**YOUR INSTRUCTIONS**
Reproduce all of the data exactly, with no line skipped.

[Stored entries]
***
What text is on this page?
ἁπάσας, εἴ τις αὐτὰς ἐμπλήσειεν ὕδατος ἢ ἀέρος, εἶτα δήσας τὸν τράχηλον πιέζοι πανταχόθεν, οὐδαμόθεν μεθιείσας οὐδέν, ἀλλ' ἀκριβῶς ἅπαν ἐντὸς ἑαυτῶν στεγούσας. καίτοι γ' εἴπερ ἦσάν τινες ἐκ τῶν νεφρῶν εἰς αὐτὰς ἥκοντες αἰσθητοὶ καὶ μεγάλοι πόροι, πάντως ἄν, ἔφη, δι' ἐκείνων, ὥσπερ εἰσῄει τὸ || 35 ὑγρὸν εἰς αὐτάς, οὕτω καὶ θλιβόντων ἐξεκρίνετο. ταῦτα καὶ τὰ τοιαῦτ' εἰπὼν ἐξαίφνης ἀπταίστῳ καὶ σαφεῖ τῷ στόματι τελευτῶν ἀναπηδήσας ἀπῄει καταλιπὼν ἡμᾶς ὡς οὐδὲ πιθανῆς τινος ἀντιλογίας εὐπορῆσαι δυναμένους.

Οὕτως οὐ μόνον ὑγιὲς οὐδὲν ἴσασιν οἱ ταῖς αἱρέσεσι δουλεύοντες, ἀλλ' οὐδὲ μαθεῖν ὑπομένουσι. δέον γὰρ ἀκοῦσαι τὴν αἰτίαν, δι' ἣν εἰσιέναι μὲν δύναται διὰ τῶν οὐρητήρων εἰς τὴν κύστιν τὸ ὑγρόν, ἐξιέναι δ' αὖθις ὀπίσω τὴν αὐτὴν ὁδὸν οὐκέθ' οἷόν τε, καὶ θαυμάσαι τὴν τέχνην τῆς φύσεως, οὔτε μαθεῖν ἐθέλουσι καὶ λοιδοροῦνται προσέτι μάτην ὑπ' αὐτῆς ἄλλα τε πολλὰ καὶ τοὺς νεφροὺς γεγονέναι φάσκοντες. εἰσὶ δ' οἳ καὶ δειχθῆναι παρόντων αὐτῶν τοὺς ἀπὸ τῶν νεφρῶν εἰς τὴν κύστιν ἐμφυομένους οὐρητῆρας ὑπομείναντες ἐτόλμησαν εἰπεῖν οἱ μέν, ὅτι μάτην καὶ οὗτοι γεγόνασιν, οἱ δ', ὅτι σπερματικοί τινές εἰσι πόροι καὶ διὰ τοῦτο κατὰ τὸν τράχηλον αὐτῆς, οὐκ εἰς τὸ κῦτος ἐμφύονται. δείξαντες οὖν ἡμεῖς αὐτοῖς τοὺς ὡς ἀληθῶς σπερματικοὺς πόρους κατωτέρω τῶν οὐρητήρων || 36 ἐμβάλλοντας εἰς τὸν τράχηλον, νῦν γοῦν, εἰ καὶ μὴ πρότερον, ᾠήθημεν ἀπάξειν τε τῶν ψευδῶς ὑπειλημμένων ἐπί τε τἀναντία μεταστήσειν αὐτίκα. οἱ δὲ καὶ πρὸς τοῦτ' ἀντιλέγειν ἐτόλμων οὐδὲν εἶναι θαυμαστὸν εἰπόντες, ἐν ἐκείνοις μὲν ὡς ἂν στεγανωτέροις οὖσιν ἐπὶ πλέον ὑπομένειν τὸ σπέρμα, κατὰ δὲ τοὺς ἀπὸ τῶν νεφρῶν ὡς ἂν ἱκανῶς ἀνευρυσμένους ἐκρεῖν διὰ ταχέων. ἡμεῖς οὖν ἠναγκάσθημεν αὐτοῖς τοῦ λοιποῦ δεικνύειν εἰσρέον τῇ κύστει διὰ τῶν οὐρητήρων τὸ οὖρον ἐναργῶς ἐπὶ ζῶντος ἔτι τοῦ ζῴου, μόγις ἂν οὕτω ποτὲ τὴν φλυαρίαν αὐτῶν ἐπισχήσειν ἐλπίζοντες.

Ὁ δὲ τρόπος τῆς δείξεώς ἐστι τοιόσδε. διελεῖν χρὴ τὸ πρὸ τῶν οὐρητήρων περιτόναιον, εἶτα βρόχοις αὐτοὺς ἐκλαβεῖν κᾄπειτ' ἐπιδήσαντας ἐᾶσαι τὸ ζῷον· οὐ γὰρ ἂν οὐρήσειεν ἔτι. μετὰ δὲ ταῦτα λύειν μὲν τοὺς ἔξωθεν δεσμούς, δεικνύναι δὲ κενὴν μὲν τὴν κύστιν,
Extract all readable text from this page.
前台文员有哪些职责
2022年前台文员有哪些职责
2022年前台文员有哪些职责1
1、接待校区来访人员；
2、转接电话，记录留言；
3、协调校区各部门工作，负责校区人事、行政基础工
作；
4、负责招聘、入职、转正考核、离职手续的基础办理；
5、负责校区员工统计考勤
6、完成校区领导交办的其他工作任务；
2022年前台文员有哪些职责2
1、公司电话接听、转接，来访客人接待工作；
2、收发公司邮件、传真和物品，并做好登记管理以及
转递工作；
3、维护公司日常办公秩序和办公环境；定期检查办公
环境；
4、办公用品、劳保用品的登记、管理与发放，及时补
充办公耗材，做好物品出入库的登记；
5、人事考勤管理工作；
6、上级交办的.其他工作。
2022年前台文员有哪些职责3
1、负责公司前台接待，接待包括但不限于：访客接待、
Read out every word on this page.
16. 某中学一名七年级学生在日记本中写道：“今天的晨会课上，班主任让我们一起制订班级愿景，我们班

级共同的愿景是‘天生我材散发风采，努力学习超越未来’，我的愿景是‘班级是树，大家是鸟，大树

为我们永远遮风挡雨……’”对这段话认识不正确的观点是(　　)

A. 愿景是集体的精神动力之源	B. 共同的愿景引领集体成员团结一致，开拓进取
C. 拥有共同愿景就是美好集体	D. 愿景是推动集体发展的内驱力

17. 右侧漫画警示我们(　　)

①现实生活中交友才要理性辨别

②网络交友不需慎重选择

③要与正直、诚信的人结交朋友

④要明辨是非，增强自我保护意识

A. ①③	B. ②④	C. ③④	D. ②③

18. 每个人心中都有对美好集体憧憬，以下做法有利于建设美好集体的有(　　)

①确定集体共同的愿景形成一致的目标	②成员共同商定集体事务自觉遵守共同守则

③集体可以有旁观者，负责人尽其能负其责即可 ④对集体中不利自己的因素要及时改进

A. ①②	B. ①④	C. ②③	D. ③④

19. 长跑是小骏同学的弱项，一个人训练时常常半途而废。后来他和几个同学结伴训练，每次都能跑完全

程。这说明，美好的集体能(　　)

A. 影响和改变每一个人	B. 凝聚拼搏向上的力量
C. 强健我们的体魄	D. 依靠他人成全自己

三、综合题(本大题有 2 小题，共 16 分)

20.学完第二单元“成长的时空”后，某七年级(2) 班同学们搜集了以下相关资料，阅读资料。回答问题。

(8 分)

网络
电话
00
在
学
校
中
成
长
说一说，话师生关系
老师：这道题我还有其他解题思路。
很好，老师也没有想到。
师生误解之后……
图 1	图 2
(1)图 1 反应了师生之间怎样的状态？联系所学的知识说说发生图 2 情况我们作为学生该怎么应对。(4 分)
***
**RIGHT ANSWER**
What text is on this page?
ἁπάσας, εἴ τις αὐτὰς ἐμπλήσειεν ὕδατος ἢ ἀέρος, εἶτα δήσας τὸν τράχηλον πιέζοι πανταχόθεν, οὐδαμόθεν μεθιείσας οὐδέν, ἀλλ' ἀκριβῶς ἅπαν ἐντὸς ἑαυτῶν στεγούσας. καίτοι γ' εἴπερ ἦσάν τινες ἐκ τῶν νεφρῶν εἰς αὐτὰς ἥκοντες αἰσθητοὶ καὶ μεγάλοι πόροι, πάντως ἄν, ἔφη, δι' ἐκείνων, ὥσπερ εἰσῄει τὸ || 35 ὑγρὸν εἰς αὐτάς, οὕτω καὶ θλιβόντων ἐξεκρίνετο. ταῦτα καὶ τὰ τοιαῦτ' εἰπὼν ἐξαίφνης ἀπταίστῳ καὶ σαφεῖ τῷ στόματι τελευτῶν ἀναπηδήσας ἀπῄει καταλιπὼν ἡμᾶς ὡς οὐδὲ πιθανῆς τινος ἀντιλογίας εὐπορῆσαι δυναμένους.

Οὕτως οὐ μόνον ὑγιὲς οὐδὲν ἴσασιν οἱ ταῖς αἱρέσεσι δουλεύοντες, ἀλλ' οὐδὲ μαθεῖν ὑπομένουσι. δέον γὰρ ἀκοῦσαι τὴν αἰτίαν, δι' ἣν εἰσιέναι μὲν δύναται διὰ τῶν οὐρητήρων εἰς τὴν κύστιν τὸ ὑγρόν, ἐξιέναι δ' αὖθις ὀπίσω τὴν αὐτὴν ὁδὸν οὐκέθ' οἷόν τε, καὶ θαυμάσαι τὴν τέχνην τῆς φύσεως, οὔτε μαθεῖν ἐθέλουσι καὶ λοιδοροῦνται προσέτι μάτην ὑπ' αὐτῆς ἄλλα τε πολλὰ καὶ τοὺς νεφροὺς γεγονέναι φάσκοντες. εἰσὶ δ' οἳ καὶ δειχθῆναι παρόντων αὐτῶν τοὺς ἀπὸ τῶν νεφρῶν εἰς τὴν κύστιν ἐμφυομένους οὐρητῆρας ὑπομείναντες ἐτόλμησαν εἰπεῖν οἱ μέν, ὅτι μάτην καὶ οὗτοι γεγόνασιν, οἱ δ', ὅτι σπερματικοί τινές εἰσι πόροι καὶ διὰ τοῦτο κατὰ τὸν τράχηλον αὐτῆς, οὐκ εἰς τὸ κῦτος ἐμφύονται. δείξαντες οὖν ἡμεῖς αὐτοῖς τοὺς ὡς ἀληθῶς σπερματικοὺς πόρους κατωτέρω τῶν οὐρητήρων || 36 ἐμβάλλοντας εἰς τὸν τράχηλον, νῦν γοῦν, εἰ καὶ μὴ πρότερον, ᾠήθημεν ἀπάξειν τε τῶν ψευδῶς ὑπειλημμένων ἐπί τε τἀναντία μεταστήσειν αὐτίκα. οἱ δὲ καὶ πρὸς τοῦτ' ἀντιλέγειν ἐτόλμων οὐδὲν εἶναι θαυμαστὸν εἰπόντες, ἐν ἐκείνοις μὲν ὡς ἂν στεγανωτέροις οὖσιν ἐπὶ πλέον ὑπομένειν τὸ σπέρμα, κατὰ δὲ τοὺς ἀπὸ τῶν νεφρῶν ὡς ἂν ἱκανῶς ἀνευρυσμένους ἐκρεῖν διὰ ταχέων. ἡμεῖς οὖν ἠναγκάσθημεν αὐτοῖς τοῦ λοιποῦ δεικνύειν εἰσρέον τῇ κύστει διὰ τῶν οὐρητήρων τὸ οὖρον ἐναργῶς ἐπὶ ζῶντος ἔτι τοῦ ζῴου, μόγις ἂν οὕτω ποτὲ τὴν φλυαρίαν αὐτῶν ἐπισχήσειν ἐλπίζοντες.

Ὁ δὲ τρόπος τῆς δείξεώς ἐστι τοιόσδε. διελεῖν χρὴ τὸ πρὸ τῶν οὐρητήρων περιτόναιον, εἶτα βρόχοις αὐτοὺς ἐκλαβεῖν κᾄπειτ' ἐπιδήσαντας ἐᾶσαι τὸ ζῷον· οὐ γὰρ ἂν οὐρήσειεν ἔτι. μετὰ δὲ ταῦτα λύειν μὲν τοὺς ἔξωθεν δεσμούς, δεικνύναι δὲ κενὴν μὲν τὴν κύστιν,
Extract all readable text from this page.
前台文员有哪些职责
2022年前台文员有哪些职责
2022年前台文员有哪些职责1
1、接待校区来访人员；
2、转接电话，记录留言；
3、协调校区各部门工作，负责校区人事、行政基础工
作；
4、负责招聘、入职、转正考核、离职手续的基础办理；
5、负责校区员工统计考勤
6、完成校区领导交办的其他工作任务；
2022年前台文员有哪些职责2
1、公司电话接听、转接，来访客人接待工作；
2、收发公司邮件、传真和物品，并做好登记管理以及
转递工作；
3、维护公司日常办公秩序和办公环境；定期检查办公
环境；
4、办公用品、劳保用品的登记、管理与发放，及时补
充办公耗材，做好物品出入库的登记；
5、人事考勤管理工作；
6、上级交办的.其他工作。
2022年前台文员有哪些职责3
1、负责公司前台接待，接待包括但不限于：访客接待、
Read out every word on this page.
16. 某中学一名七年级学生在日记本中写道：“今天的晨会课上，班主任让我们一起制订班级愿景，我们班

级共同的愿景是‘天生我材散发风采，努力学习超越未来’，我的愿景是‘班级是树，大家是鸟，大树

为我们永远遮风挡雨……’”对这段话认识不正确的观点是(　　)

A. 愿景是集体的精神动力之源	B. 共同的愿景引领集体成员团结一致，开拓进取
C. 拥有共同愿景就是美好集体	D. 愿景是推动集体发展的内驱力

17. 右侧漫画警示我们(　　)

①现实生活中交友才要理性辨别

②网络交友不需慎重选择

③要与正直、诚信的人结交朋友

④要明辨是非，增强自我保护意识

A. ①③	B. ②④	C. ③④	D. ②③

18. 每个人心中都有对美好集体憧憬，以下做法有利于建设美好集体的有(　　)

①确定集体共同的愿景形成一致的目标	②成员共同商定集体事务自觉遵守共同守则

③集体可以有旁观者，负责人尽其能负其责即可 ④对集体中不利自己的因素要及时改进

A. ①②	B. ①④	C. ②③	D. ③④

19. 长跑是小骏同学的弱项，一个人训练时常常半途而废。后来他和几个同学结伴训练，每次都能跑完全

程。这说明，美好的集体能(　　)

A. 影响和改变每一个人	B. 凝聚拼搏向上的力量
C. 强健我们的体魄	D. 依靠他人成全自己

三、综合题(本大题有 2 小题，共 16 分)

20.学完第二单元“成长的时空”后，某七年级(2) 班同学们搜集了以下相关资料，阅读资料。回答问题。

(8 分)

网络
电话
00
在
学
校
中
成
长
说一说，话师生关系
老师：这道题我还有其他解题思路。
很好，老师也没有想到。
师生误解之后……
图 1	图 2
(1)图 1 反应了师生之间怎样的状态？联系所学的知识说说发生图 2 情况我们作为学生该怎么应对。(4 分)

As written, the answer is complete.